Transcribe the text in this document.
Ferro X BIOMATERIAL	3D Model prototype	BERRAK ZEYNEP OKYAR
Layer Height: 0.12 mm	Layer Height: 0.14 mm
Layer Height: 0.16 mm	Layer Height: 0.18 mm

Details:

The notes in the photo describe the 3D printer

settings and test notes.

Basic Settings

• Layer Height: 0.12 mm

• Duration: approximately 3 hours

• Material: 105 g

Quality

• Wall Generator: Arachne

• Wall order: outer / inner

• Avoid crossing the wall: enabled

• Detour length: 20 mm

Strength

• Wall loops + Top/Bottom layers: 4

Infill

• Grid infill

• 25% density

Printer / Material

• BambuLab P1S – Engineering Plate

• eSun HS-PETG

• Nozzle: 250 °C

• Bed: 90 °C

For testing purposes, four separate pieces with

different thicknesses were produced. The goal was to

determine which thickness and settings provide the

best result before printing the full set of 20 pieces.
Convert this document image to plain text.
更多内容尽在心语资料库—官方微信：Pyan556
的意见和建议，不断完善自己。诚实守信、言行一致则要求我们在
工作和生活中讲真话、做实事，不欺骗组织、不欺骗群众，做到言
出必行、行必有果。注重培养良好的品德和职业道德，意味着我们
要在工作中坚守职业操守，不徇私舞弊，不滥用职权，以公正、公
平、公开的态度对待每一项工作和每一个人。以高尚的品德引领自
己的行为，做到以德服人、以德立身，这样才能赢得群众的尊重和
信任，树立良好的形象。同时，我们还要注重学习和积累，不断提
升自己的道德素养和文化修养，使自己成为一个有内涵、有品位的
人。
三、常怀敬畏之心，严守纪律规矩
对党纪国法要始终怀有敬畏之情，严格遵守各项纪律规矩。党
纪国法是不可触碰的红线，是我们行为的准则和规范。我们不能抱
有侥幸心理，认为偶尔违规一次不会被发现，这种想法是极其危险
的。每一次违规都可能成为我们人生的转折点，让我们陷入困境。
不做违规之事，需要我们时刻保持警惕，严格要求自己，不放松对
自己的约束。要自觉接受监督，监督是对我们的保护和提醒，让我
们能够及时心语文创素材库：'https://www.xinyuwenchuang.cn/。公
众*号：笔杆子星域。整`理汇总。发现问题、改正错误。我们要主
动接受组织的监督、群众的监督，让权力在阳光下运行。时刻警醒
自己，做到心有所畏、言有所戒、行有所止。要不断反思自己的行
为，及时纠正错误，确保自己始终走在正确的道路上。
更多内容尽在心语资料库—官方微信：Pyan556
........
| REQUIRED TASK |
Set every line of the listing down word for word.

| FINISHED EXERCISE |
Transcribe the text in this document.
Ferro X BIOMATERIAL	3D Model prototype	BERRAK ZEYNEP OKYAR
Layer Height: 0.12 mm	Layer Height: 0.14 mm
Layer Height: 0.16 mm	Layer Height: 0.18 mm

Details:

The notes in the photo describe the 3D printer

settings and test notes.

Basic Settings

• Layer Height: 0.12 mm

• Duration: approximately 3 hours

• Material: 105 g

Quality

• Wall Generator: Arachne

• Wall order: outer / inner

• Avoid crossing the wall: enabled

• Detour length: 20 mm

Strength

• Wall loops + Top/Bottom layers: 4

Infill

• Grid infill

• 25% density

Printer / Material

• BambuLab P1S – Engineering Plate

• eSun HS-PETG

• Nozzle: 250 °C

• Bed: 90 °C

For testing purposes, four separate pieces with

different thicknesses were produced. The goal was to

determine which thickness and settings provide the

best result before printing the full set of 20 pieces.
Convert this document image to plain text.
更多内容尽在心语资料库—官方微信：Pyan556
的意见和建议，不断完善自己。诚实守信、言行一致则要求我们在
工作和生活中讲真话、做实事，不欺骗组织、不欺骗群众，做到言
出必行、行必有果。注重培养良好的品德和职业道德，意味着我们
要在工作中坚守职业操守，不徇私舞弊，不滥用职权，以公正、公
平、公开的态度对待每一项工作和每一个人。以高尚的品德引领自
己的行为，做到以德服人、以德立身，这样才能赢得群众的尊重和
信任，树立良好的形象。同时，我们还要注重学习和积累，不断提
升自己的道德素养和文化修养，使自己成为一个有内涵、有品位的
人。
三、常怀敬畏之心，严守纪律规矩
对党纪国法要始终怀有敬畏之情，严格遵守各项纪律规矩。党
纪国法是不可触碰的红线，是我们行为的准则和规范。我们不能抱
有侥幸心理，认为偶尔违规一次不会被发现，这种想法是极其危险
的。每一次违规都可能成为我们人生的转折点，让我们陷入困境。
不做违规之事，需要我们时刻保持警惕，严格要求自己，不放松对
自己的约束。要自觉接受监督，监督是对我们的保护和提醒，让我
们能够及时心语文创素材库：'https://www.xinyuwenchuang.cn/。公
众*号：笔杆子星域。整`理汇总。发现问题、改正错误。我们要主
动接受组织的监督、群众的监督，让权力在阳光下运行。时刻警醒
自己，做到心有所畏、言有所戒、行有所止。要不断反思自己的行
为，及时纠正错误，确保自己始终走在正确的道路上。
更多内容尽在心语资料库—官方微信：Pyan556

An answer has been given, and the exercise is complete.